(Stored data entries)

--

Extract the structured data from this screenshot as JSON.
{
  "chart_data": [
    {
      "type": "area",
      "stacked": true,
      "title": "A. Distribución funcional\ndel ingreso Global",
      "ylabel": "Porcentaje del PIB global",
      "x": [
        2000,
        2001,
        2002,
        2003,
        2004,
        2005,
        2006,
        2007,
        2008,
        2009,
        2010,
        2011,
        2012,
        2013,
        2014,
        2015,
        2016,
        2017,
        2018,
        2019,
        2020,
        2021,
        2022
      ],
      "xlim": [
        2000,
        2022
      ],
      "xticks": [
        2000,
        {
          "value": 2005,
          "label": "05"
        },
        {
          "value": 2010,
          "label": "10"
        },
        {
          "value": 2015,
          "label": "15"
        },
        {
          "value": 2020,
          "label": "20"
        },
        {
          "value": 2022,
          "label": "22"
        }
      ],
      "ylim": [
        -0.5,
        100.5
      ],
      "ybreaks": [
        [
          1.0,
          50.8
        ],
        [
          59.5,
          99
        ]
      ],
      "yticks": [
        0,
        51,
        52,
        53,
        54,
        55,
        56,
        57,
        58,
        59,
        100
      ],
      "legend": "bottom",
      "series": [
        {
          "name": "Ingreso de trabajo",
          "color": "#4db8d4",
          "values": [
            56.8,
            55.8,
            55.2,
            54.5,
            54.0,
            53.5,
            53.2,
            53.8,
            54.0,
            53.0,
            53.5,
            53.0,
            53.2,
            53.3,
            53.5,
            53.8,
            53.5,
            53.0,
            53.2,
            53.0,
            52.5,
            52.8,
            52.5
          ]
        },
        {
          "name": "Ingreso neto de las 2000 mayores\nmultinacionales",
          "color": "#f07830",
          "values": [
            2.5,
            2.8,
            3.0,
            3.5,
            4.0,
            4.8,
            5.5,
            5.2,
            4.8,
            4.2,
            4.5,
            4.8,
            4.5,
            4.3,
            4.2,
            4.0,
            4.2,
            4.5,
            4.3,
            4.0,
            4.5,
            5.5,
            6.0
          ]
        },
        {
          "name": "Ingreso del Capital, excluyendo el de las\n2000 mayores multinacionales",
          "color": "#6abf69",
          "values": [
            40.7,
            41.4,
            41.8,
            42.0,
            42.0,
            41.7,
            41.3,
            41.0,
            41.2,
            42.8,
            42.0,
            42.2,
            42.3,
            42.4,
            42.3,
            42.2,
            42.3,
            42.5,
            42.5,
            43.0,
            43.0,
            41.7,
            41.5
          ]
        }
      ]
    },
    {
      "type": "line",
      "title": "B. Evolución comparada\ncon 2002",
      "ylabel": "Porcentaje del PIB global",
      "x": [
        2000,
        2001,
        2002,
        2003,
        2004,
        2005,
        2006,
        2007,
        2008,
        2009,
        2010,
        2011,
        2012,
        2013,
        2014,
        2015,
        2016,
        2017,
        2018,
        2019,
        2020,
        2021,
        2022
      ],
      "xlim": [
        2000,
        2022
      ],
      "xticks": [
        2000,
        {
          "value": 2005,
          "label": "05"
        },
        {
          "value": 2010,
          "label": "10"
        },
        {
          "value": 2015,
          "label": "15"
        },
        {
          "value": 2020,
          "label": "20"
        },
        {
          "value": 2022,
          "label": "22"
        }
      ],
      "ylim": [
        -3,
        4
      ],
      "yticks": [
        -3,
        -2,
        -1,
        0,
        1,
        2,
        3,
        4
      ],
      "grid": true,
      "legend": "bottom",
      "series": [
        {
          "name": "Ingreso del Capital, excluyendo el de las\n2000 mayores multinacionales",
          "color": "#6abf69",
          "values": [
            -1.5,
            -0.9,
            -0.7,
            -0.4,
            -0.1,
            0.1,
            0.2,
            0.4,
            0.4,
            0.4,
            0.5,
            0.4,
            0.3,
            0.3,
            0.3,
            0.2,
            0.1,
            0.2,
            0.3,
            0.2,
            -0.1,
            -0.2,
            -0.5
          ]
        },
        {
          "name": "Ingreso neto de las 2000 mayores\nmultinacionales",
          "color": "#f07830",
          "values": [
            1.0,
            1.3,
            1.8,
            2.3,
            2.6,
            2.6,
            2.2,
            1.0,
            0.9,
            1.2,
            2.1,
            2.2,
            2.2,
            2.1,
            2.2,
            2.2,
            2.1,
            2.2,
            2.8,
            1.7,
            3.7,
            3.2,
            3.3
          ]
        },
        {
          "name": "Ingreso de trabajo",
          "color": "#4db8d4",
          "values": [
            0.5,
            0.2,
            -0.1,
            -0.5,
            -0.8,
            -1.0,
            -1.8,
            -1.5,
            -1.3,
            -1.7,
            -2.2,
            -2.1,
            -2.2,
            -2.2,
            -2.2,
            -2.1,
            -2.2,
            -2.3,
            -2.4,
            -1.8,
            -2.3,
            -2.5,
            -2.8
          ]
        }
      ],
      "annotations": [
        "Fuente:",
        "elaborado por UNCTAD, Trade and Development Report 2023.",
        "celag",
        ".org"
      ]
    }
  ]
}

--

The problem: Using the material above, print every entry exactly as written.

Solved problem:
Extract the structured data from this screenshot as JSON.
{
  "chart_data": [
    {
      "type": "area",
      "stacked": true,
      "title": "A. Distribución funcional\ndel ingreso Global",
      "ylabel": "Porcentaje del PIB global",
      "x": [
        2000,
        2001,
        2002,
        2003,
        2004,
        2005,
        2006,
        2007,
        2008,
        2009,
        2010,
        2011,
        2012,
        2013,
        2014,
        2015,
        2016,
        2017,
        2018,
        2019,
        2020,
        2021,
        2022
      ],
      "xlim": [
        2000,
        2022
      ],
      "xticks": [
        2000,
        {
          "value": 2005,
          "label": "05"
        },
        {
          "value": 2010,
          "label": "10"
        },
        {
          "value": 2015,
          "label": "15"
        },
        {
          "value": 2020,
          "label": "20"
        },
        {
          "value": 2022,
          "label": "22"
        }
      ],
      "ylim": [
        -0.5,
        100.5
      ],
      "ybreaks": [
        [
          1.0,
          50.8
        ],
        [
          59.5,
          99
        ]
      ],
      "yticks": [
        0,
        51,
        52,
        53,
        54,
        55,
        56,
        57,
        58,
        59,
        100
      ],
      "legend": "bottom",
      "series": [
        {
          "name": "Ingreso de trabajo",
          "color": "#4db8d4",
          "values": [
            56.8,
            55.8,
            55.2,
            54.5,
            54.0,
            53.5,
            53.2,
            53.8,
            54.0,
            53.0,
            53.5,
            53.0,
            53.2,
            53.3,
            53.5,
            53.8,
            53.5,
            53.0,
            53.2,
            53.0,
            52.5,
            52.8,
            52.5
          ]
        },
        {
          "name": "Ingreso neto de las 2000 mayores\nmultinacionales",
          "color": "#f07830",
          "values": [
            2.5,
            2.8,
            3.0,
            3.5,
            4.0,
            4.8,
            5.5,
            5.2,
            4.8,
            4.2,
            4.5,
            4.8,
            4.5,
            4.3,
            4.2,
            4.0,
            4.2,
            4.5,
            4.3,
            4.0,
            4.5,
            5.5,
            6.0
          ]
        },
        {
          "name": "Ingreso del Capital, excluyendo el de las\n2000 mayores multinacionales",
          "color": "#6abf69",
          "values": [
            40.7,
            41.4,
            41.8,
            42.0,
            42.0,
            41.7,
            41.3,
            41.0,
            41.2,
            42.8,
            42.0,
            42.2,
            42.3,
            42.4,
            42.3,
            42.2,
            42.3,
            42.5,
            42.5,
            43.0,
            43.0,
            41.7,
            41.5
          ]
        }
      ]
    },
    {
      "type": "line",
      "title": "B. Evolución comparada\ncon 2002",
      "ylabel": "Porcentaje del PIB global",
      "x": [
        2000,
        2001,
        2002,
        2003,
        2004,
        2005,
        2006,
        2007,
        2008,
        2009,
        2010,
        2011,
        2012,
        2013,
        2014,
        2015,
        2016,
        2017,
        2018,
        2019,
        2020,
        2021,
        2022
      ],
      "xlim": [
        2000,
        2022
      ],
      "xticks": [
        2000,
        {
          "value": 2005,
          "label": "05"
        },
        {
          "value": 2010,
          "label": "10"
        },
        {
          "value": 2015,
          "label": "15"
        },
        {
          "value": 2020,
          "label": "20"
        },
        {
          "value": 2022,
          "label": "22"
        }
      ],
      "ylim": [
        -3,
        4
      ],
      "yticks": [
        -3,
        -2,
        -1,
        0,
        1,
        2,
        3,
        4
      ],
      "grid": true,
      "legend": "bottom",
      "series": [
        {
          "name": "Ingreso del Capital, excluyendo el de las\n2000 mayores multinacionales",
          "color": "#6abf69",
          "values": [
            -1.5,
            -0.9,
            -0.7,
            -0.4,
            -0.1,
            0.1,
            0.2,
            0.4,
            0.4,
            0.4,
            0.5,
            0.4,
            0.3,
            0.3,
            0.3,
            0.2,
            0.1,
            0.2,
            0.3,
            0.2,
            -0.1,
            -0.2,
            -0.5
          ]
        },
        {
          "name": "Ingreso neto de las 2000 mayores\nmultinacionales",
          "color": "#f07830",
          "values": [
            1.0,
            1.3,
            1.8,
            2.3,
            2.6,
            2.6,
            2.2,
            1.0,
            0.9,
            1.2,
            2.1,
            2.2,
            2.2,
            2.1,
            2.2,
            2.2,
            2.1,
            2.2,
            2.8,
            1.7,
            3.7,
            3.2,
            3.3
          ]
        },
        {
          "name": "Ingreso de trabajo",
          "color": "#4db8d4",
          "values": [
            0.5,
            0.2,
            -0.1,
            -0.5,
            -0.8,
            -1.0,
            -1.8,
            -1.5,
            -1.3,
            -1.7,
            -2.2,
            -2.1,
            -2.2,
            -2.2,
            -2.2,
            -2.1,
            -2.2,
            -2.3,
            -2.4,
            -1.8,
            -2.3,
            -2.5,
            -2.8
          ]
        }
      ],
      "annotations": [
        "Fuente:",
        "elaborado por UNCTAD, Trade and Development Report 2023.",
        "celag",
        ".org"
      ]
    }
  ]
}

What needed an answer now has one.